> **Problem to solve**
Reproduce the listing below verbatim.

> **Records supplied**

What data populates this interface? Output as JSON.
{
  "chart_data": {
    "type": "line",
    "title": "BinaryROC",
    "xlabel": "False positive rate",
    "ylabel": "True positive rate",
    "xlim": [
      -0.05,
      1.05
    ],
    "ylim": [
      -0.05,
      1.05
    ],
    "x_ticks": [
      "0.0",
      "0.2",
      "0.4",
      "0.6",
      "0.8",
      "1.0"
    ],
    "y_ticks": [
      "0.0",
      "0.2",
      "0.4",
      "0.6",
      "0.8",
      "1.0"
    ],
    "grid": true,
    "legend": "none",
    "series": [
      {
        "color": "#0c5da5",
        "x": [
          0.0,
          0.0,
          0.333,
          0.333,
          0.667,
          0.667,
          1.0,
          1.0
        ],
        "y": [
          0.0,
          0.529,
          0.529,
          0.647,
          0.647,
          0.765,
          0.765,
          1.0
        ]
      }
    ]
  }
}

> **In response**
What data populates this interface? Output as JSON.
{
  "chart_data": {
    "type": "line",
    "title": "BinaryROC",
    "xlabel": "False positive rate",
    "ylabel": "True positive rate",
    "xlim": [
      -0.05,
      1.05
    ],
    "ylim": [
      -0.05,
      1.05
    ],
    "x_ticks": [
      "0.0",
      "0.2",
      "0.4",
      "0.6",
      "0.8",
      "1.0"
    ],
    "y_ticks": [
      "0.0",
      "0.2",
      "0.4",
      "0.6",
      "0.8",
      "1.0"
    ],
    "grid": true,
    "legend": "none",
    "series": [
      {
        "color": "#0c5da5",
        "x": [
          0.0,
          0.0,
          0.333,
          0.333,
          0.667,
          0.667,
          1.0,
          1.0
        ],
        "y": [
          0.0,
          0.529,
          0.529,
          0.647,
          0.647,
          0.765,
          0.765,
          1.0
        ]
      }
    ]
  }
}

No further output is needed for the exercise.